- _What is asked_: Identify the lines that contain the string "name" and copy all of them.

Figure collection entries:
....

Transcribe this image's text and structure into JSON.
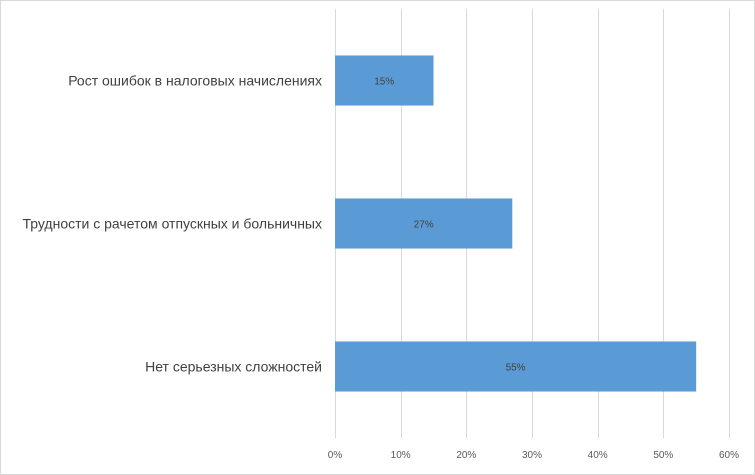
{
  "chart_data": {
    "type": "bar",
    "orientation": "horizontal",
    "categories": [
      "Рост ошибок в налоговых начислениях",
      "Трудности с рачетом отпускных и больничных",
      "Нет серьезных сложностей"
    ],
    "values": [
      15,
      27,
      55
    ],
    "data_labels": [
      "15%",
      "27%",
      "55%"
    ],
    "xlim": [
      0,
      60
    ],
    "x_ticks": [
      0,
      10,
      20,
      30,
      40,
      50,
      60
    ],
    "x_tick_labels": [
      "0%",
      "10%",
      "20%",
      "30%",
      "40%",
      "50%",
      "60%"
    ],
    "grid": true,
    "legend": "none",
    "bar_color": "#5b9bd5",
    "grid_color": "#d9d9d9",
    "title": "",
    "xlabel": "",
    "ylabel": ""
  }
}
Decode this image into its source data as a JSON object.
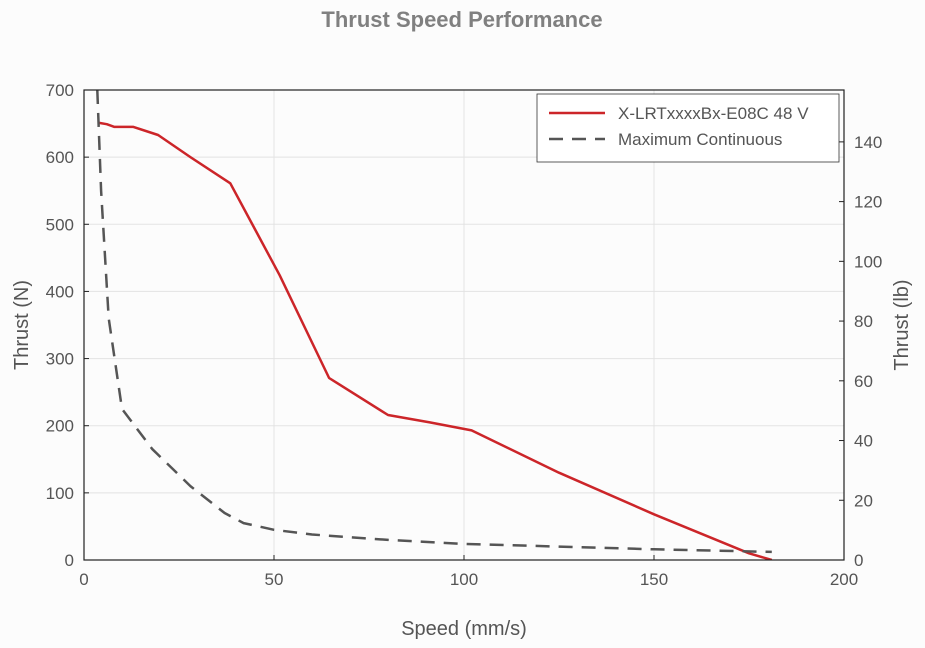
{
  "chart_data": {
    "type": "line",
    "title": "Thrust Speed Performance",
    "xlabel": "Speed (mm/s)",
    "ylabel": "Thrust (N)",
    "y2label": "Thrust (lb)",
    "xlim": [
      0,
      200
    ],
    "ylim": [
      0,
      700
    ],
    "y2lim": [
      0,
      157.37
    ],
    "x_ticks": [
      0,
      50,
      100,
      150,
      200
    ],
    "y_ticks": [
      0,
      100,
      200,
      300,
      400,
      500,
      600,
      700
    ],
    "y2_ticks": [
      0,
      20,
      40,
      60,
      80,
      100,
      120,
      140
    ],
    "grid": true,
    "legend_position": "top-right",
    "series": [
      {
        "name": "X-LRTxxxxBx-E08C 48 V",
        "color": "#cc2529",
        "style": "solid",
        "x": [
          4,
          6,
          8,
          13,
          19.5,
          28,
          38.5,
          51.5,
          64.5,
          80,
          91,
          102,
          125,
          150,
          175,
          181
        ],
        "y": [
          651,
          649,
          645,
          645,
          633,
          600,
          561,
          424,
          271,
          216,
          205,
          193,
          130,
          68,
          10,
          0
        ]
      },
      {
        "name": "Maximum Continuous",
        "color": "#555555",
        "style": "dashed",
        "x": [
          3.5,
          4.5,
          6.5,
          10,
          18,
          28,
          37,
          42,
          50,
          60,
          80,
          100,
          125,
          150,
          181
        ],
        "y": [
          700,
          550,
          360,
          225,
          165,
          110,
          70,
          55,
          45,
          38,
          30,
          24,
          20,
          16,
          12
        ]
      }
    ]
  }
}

....

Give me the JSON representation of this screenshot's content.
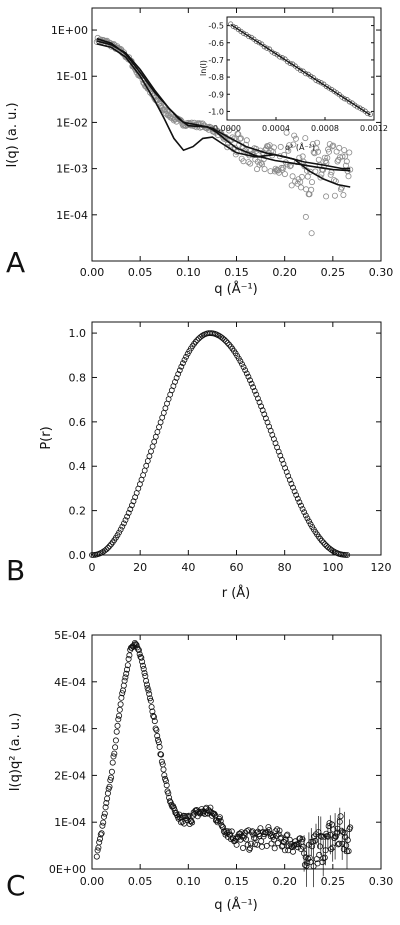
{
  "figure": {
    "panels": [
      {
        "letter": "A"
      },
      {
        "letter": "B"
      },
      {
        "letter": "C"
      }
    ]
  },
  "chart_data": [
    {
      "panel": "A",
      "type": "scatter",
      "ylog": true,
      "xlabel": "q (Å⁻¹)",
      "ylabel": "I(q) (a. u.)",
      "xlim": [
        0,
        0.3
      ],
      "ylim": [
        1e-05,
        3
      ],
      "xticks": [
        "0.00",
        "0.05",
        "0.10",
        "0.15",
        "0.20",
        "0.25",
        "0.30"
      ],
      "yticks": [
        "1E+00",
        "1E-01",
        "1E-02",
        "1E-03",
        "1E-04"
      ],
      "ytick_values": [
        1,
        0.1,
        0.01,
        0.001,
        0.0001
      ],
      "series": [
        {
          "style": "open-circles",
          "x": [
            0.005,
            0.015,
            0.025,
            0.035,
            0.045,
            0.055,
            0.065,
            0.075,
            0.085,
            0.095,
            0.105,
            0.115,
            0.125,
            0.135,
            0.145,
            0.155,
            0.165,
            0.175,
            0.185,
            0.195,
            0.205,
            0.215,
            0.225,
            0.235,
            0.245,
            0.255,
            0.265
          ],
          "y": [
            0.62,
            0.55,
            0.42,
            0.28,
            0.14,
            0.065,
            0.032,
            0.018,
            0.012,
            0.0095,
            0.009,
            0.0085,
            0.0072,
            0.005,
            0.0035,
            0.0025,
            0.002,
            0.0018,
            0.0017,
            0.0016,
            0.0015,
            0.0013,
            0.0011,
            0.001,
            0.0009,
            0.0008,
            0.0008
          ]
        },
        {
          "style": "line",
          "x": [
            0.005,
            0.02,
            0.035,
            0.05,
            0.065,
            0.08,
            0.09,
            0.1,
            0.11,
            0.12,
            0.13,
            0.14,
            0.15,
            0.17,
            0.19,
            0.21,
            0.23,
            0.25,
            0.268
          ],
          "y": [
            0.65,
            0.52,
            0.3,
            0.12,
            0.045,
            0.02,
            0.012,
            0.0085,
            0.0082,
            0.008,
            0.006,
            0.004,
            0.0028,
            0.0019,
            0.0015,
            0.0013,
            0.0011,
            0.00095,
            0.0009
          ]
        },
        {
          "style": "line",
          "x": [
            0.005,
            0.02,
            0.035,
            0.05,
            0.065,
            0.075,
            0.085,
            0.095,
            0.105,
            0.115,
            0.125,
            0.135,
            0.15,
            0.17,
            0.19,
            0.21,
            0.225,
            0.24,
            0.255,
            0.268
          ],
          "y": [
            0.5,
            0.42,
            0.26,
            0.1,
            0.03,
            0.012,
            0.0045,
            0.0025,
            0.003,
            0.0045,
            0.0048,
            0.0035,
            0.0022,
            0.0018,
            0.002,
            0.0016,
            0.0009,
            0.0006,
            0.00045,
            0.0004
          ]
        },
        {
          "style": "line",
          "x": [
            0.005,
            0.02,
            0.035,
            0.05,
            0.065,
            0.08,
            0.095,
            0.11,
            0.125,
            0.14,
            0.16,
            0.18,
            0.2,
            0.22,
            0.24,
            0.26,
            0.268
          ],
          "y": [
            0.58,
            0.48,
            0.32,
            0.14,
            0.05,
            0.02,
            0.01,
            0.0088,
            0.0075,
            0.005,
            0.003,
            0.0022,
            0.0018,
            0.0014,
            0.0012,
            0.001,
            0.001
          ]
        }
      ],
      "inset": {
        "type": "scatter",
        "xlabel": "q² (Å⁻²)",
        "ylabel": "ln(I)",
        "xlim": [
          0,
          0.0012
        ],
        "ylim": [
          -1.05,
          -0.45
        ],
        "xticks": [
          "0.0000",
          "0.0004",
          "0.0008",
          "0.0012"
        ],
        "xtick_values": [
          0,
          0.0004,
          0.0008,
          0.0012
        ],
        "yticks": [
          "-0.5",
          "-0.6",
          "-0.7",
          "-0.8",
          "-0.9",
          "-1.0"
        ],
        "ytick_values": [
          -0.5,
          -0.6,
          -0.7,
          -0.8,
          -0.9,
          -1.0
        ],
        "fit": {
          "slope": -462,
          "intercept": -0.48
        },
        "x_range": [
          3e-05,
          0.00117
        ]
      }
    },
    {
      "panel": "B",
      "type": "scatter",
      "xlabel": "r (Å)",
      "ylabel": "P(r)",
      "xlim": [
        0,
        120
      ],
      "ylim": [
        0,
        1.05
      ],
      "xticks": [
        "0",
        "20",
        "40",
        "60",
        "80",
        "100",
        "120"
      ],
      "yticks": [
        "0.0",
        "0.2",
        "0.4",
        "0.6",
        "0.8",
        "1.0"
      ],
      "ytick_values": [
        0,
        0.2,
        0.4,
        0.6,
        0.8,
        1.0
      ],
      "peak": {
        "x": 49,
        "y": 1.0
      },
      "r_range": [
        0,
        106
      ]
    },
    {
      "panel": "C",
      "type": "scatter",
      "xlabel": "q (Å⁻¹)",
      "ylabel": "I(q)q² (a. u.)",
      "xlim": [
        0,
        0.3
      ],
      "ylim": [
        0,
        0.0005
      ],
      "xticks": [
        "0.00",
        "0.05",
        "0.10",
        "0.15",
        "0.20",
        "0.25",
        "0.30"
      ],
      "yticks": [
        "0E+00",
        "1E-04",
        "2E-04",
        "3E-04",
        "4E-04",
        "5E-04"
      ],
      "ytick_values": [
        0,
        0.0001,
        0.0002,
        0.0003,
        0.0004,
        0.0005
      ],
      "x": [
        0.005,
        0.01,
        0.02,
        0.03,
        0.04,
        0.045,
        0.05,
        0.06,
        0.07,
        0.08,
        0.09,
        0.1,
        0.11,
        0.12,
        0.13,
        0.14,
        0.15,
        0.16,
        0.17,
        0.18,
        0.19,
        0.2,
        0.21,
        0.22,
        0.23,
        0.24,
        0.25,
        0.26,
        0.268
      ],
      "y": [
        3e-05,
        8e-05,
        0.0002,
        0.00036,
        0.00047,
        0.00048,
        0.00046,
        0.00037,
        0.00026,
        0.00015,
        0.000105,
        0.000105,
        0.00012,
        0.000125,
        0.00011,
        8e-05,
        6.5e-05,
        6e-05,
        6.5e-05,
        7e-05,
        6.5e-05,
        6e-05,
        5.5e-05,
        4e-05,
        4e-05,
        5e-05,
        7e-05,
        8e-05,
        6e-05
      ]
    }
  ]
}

....

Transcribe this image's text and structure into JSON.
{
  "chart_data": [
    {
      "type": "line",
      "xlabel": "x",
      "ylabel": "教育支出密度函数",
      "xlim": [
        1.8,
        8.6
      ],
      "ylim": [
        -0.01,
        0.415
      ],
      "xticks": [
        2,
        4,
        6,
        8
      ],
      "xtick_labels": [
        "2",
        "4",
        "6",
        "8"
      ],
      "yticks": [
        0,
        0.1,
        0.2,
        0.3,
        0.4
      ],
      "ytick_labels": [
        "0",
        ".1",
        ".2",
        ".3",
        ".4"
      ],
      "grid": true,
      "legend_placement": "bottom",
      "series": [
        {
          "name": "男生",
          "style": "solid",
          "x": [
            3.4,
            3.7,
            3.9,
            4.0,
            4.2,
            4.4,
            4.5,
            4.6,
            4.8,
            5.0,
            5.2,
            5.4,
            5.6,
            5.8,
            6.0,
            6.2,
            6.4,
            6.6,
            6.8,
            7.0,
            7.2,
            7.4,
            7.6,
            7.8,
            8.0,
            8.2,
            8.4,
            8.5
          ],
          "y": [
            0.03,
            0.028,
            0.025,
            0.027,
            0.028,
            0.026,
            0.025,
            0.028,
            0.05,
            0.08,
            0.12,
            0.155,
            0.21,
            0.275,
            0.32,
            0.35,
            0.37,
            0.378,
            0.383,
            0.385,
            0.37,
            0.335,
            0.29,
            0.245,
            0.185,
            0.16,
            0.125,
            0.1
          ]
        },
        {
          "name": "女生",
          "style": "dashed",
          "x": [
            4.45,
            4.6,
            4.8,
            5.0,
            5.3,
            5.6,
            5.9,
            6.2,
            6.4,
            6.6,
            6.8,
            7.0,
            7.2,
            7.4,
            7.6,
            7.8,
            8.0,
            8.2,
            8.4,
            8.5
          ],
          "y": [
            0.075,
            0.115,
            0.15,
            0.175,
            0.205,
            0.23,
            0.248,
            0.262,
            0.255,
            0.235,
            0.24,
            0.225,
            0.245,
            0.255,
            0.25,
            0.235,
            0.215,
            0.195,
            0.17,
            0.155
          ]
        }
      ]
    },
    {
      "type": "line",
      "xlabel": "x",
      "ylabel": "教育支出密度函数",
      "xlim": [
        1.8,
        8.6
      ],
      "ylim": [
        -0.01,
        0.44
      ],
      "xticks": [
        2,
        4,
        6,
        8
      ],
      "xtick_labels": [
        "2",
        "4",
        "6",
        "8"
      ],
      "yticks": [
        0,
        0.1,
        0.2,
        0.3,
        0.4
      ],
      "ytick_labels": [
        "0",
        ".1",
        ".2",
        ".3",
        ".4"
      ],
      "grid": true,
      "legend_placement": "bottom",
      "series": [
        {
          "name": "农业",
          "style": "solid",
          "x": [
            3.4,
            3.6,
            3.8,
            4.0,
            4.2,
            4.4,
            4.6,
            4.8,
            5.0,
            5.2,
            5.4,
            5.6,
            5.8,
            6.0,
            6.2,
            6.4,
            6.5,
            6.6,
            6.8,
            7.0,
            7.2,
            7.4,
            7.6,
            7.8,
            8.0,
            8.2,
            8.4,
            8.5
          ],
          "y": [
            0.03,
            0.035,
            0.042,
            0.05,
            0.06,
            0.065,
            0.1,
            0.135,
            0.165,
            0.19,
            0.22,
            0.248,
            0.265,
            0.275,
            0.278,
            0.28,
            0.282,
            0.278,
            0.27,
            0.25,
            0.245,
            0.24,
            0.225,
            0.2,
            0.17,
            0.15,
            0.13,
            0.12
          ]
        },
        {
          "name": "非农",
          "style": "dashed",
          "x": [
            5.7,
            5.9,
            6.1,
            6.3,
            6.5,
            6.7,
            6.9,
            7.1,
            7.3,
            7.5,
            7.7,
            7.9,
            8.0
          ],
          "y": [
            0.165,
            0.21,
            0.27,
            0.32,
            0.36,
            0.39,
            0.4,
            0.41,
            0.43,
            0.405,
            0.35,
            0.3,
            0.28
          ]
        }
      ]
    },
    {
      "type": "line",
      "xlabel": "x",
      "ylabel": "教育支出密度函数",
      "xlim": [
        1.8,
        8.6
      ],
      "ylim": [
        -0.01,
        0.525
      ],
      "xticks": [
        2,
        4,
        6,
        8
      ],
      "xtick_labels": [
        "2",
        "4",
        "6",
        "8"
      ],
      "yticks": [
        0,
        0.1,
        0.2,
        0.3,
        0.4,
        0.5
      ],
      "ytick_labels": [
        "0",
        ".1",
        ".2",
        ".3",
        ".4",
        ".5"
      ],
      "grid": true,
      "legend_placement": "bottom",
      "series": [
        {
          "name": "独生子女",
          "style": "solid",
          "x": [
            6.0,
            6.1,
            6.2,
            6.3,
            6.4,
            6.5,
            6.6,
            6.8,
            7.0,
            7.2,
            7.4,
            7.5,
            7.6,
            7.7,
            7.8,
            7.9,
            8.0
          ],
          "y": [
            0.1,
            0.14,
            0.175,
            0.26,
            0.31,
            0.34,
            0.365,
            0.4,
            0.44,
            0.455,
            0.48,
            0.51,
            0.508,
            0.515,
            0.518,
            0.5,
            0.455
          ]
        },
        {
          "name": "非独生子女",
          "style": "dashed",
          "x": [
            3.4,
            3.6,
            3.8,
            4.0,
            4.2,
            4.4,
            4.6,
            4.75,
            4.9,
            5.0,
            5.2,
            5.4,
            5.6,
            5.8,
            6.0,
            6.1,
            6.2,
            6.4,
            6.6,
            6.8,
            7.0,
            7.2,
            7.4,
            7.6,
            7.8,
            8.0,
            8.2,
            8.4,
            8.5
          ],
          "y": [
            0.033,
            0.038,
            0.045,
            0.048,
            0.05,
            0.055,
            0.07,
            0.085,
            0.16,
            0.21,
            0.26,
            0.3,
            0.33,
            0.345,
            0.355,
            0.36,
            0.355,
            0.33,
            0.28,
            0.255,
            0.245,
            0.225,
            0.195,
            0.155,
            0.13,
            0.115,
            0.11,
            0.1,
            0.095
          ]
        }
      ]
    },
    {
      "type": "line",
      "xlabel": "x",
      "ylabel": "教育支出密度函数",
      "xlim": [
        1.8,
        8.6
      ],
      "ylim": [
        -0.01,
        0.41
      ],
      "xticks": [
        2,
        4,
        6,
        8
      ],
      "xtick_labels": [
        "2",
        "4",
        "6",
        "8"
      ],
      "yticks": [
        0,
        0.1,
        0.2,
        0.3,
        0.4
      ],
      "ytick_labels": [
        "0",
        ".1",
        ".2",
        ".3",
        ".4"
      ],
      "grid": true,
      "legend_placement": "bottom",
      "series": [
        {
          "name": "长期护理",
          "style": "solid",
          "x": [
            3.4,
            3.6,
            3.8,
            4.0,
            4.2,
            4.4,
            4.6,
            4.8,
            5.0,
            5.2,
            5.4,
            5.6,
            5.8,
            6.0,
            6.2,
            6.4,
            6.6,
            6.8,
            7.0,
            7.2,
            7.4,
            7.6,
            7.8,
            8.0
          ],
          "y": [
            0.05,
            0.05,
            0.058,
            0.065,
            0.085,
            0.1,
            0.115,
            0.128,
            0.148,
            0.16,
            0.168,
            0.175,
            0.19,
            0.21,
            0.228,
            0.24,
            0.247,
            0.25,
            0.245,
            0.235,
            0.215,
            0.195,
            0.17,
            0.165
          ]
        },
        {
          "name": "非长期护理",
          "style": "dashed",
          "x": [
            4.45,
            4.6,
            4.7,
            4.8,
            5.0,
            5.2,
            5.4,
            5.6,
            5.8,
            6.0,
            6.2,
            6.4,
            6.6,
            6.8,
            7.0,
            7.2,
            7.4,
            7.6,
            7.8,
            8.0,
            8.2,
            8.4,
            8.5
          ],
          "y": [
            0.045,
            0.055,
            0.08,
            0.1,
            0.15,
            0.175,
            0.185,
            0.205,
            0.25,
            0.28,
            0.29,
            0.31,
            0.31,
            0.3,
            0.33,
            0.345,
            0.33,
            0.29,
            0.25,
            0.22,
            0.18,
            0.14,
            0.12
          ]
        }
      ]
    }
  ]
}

....

- _Output below_:
        "name": "X-LRTxxxxBx-E08C 48 V",
        "name": "Maximum Continuous",
          "name": "男生",
          "name": "女生",
          "name": "农业",
          "name": "非农",
          "name": "独生子女",
          "name": "非独生子女",
          "name": "长期护理",
          "name": "非长期护理",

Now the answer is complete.